In the records that follow, show each line where the word "Bond" is present.

## START Supplied records

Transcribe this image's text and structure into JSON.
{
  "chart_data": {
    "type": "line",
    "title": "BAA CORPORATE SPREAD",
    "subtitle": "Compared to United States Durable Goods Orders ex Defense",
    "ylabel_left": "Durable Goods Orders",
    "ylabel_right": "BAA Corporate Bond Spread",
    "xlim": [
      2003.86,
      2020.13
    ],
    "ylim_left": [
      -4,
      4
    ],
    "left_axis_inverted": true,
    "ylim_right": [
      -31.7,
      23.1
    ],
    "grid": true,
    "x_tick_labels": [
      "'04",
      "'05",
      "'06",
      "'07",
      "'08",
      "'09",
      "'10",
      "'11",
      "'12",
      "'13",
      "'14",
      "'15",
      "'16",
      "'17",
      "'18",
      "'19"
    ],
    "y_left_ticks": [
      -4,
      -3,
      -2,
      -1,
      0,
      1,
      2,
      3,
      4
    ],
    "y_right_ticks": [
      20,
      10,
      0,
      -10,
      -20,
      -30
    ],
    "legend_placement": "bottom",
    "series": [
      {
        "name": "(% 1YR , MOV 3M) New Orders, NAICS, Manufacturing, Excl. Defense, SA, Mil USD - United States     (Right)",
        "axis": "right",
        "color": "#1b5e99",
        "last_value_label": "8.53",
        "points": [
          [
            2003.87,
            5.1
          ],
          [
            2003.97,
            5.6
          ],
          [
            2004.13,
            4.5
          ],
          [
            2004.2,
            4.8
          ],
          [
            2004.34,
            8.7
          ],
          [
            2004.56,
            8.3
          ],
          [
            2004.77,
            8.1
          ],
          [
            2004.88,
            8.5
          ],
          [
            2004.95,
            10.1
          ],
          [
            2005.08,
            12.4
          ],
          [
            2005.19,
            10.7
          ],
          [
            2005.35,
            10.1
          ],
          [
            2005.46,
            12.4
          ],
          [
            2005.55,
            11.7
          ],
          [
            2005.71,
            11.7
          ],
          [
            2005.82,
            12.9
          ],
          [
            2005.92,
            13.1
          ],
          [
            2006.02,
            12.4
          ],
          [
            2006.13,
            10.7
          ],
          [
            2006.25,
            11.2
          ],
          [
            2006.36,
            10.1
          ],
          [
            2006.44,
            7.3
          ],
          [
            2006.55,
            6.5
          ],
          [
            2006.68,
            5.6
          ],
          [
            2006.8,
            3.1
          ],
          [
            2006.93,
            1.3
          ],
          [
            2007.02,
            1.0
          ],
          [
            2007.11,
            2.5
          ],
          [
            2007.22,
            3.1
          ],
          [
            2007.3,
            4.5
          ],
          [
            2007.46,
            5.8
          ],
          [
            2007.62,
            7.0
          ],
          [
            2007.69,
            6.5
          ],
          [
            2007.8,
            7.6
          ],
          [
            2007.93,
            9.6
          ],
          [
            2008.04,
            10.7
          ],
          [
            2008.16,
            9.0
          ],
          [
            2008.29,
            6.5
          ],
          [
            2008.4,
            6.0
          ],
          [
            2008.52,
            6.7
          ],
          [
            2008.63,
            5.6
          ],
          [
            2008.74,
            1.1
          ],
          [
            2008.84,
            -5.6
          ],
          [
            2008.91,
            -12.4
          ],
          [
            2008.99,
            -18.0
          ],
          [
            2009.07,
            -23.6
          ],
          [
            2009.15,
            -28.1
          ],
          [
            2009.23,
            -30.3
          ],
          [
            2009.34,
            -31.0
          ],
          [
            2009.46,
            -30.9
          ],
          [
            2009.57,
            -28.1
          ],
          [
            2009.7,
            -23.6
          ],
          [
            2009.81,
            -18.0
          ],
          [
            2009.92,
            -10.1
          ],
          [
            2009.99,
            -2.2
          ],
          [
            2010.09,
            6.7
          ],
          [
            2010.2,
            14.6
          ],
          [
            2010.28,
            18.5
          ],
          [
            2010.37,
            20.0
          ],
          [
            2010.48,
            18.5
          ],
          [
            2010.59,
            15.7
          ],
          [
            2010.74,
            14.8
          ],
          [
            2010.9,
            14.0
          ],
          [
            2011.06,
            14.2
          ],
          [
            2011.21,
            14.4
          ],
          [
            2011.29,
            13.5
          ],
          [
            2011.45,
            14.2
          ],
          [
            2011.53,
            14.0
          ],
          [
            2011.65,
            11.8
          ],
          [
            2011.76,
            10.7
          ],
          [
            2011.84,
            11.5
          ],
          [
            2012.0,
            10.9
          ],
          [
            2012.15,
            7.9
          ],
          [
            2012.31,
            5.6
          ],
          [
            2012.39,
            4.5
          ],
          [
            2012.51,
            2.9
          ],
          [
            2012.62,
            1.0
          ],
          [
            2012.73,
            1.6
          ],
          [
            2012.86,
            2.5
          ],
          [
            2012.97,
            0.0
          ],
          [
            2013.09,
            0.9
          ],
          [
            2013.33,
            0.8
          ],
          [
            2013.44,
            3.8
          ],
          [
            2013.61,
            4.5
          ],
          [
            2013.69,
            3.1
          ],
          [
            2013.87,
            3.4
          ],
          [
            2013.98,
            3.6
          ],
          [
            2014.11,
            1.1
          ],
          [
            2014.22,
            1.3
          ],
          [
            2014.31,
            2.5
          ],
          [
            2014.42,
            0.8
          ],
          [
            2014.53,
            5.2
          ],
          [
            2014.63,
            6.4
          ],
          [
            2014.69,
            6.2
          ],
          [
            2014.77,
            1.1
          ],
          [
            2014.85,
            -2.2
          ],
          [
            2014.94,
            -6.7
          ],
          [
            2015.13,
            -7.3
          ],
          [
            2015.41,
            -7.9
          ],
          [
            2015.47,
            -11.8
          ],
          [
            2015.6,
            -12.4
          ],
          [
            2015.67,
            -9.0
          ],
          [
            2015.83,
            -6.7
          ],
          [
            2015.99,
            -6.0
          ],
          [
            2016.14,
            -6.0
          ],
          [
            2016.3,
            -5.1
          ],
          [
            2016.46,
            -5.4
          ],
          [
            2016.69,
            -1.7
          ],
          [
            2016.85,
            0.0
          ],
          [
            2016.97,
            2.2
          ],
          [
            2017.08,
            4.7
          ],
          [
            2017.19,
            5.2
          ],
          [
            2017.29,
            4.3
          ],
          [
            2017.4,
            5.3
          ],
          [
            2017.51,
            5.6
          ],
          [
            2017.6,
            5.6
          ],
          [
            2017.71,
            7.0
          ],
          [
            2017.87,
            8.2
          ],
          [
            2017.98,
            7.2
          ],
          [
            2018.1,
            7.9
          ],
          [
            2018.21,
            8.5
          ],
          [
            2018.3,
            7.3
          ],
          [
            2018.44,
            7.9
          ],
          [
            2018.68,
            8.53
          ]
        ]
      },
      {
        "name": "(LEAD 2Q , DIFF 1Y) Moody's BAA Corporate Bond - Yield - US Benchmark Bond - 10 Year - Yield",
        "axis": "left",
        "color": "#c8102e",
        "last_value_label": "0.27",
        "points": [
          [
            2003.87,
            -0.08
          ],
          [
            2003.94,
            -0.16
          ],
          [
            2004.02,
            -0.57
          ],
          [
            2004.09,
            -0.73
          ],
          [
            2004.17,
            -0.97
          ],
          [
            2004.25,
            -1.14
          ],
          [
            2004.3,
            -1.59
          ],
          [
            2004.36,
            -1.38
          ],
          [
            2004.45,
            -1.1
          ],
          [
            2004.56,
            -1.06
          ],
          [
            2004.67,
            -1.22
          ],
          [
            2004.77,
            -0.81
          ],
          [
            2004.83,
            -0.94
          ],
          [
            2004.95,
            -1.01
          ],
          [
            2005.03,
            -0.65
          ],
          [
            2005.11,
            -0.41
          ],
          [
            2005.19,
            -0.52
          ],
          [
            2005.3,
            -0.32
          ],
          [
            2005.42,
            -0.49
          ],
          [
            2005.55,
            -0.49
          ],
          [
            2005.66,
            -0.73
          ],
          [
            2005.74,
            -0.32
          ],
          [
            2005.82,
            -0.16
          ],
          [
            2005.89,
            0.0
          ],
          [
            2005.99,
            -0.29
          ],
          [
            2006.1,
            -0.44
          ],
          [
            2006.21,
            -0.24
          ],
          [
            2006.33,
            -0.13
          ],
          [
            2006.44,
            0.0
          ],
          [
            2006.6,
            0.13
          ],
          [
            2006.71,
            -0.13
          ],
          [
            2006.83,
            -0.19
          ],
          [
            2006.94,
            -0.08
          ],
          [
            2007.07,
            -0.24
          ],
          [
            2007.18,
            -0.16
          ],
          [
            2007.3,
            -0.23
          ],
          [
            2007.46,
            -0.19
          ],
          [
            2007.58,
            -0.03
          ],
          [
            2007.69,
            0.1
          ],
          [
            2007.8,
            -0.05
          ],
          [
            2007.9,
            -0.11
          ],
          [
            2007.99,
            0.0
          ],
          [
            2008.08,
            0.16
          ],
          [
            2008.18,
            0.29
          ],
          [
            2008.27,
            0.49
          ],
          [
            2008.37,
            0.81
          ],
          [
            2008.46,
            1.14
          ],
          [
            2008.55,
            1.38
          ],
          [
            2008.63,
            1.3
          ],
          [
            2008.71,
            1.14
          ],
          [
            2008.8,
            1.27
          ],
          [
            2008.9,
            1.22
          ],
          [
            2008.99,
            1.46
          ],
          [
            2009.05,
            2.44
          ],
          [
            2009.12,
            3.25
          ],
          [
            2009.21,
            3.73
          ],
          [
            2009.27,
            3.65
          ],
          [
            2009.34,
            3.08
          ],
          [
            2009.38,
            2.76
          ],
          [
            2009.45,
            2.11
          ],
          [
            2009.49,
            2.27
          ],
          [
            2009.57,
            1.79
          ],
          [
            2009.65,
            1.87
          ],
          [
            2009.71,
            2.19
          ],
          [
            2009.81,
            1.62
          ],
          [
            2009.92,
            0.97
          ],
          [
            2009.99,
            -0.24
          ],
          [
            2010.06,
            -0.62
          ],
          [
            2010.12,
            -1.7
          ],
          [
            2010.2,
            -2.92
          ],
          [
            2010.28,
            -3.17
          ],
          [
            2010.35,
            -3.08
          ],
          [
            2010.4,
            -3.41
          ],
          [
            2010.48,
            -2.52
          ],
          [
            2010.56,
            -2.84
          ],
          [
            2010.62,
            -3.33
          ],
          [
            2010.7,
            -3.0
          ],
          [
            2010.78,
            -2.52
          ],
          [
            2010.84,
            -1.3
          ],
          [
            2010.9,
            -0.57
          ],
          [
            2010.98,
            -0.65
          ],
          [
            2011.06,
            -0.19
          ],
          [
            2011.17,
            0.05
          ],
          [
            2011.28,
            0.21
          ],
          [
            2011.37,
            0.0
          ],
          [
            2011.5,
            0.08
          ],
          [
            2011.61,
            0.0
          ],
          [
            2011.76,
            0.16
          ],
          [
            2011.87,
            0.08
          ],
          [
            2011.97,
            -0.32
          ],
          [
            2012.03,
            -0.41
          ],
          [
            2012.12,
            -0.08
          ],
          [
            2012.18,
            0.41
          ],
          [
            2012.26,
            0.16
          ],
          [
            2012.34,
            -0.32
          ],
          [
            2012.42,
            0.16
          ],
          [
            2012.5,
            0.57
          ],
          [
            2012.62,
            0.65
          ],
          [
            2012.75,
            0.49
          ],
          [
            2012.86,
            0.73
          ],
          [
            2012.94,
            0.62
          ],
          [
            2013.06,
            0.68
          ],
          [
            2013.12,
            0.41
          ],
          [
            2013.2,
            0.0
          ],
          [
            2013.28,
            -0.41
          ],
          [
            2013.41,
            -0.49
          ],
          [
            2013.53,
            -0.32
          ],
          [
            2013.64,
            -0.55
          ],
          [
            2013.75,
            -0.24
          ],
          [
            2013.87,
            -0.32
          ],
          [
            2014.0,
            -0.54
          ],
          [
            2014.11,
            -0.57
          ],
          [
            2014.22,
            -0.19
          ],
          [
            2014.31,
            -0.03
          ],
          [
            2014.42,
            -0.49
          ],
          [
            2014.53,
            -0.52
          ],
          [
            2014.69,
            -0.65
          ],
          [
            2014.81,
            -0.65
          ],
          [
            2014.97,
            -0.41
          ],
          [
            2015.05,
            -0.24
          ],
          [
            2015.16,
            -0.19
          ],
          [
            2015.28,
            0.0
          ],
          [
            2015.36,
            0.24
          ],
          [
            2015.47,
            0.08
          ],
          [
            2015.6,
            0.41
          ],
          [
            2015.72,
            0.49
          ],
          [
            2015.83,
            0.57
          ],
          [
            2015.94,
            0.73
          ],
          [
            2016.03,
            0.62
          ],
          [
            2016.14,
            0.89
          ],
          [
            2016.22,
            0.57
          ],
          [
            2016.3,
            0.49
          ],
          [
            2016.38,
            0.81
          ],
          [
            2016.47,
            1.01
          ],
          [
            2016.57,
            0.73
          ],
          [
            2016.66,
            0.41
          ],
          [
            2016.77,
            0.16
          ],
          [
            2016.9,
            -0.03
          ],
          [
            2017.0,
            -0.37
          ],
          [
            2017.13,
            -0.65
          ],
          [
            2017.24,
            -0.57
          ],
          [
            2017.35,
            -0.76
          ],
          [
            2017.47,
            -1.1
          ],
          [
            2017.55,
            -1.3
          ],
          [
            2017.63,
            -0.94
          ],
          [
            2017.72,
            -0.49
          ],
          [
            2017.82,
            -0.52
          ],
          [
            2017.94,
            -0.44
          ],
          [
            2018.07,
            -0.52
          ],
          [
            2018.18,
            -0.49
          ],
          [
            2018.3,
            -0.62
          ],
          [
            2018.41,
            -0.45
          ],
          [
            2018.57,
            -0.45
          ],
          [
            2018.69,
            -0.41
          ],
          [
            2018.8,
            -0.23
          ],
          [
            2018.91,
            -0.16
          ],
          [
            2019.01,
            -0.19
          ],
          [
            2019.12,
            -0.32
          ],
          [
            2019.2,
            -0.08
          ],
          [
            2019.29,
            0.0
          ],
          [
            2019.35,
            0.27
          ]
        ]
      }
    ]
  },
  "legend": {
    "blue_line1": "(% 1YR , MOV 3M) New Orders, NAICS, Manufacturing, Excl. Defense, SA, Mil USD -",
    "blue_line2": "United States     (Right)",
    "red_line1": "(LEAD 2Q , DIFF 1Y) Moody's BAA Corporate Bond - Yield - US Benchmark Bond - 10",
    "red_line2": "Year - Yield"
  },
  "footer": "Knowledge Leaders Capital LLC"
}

## END Supplied records

• [Full answer]:
    "ylabel_right": "BAA Corporate Bond Spread",
        "name": "(LEAD 2Q , DIFF 1Y) Moody's BAA Corporate Bond - Yield - US Benchmark Bond - 10 Year - Yield",
    "red_line1": "(LEAD 2Q , DIFF 1Y) Moody's BAA Corporate Bond - Yield - US Benchmark Bond - 10",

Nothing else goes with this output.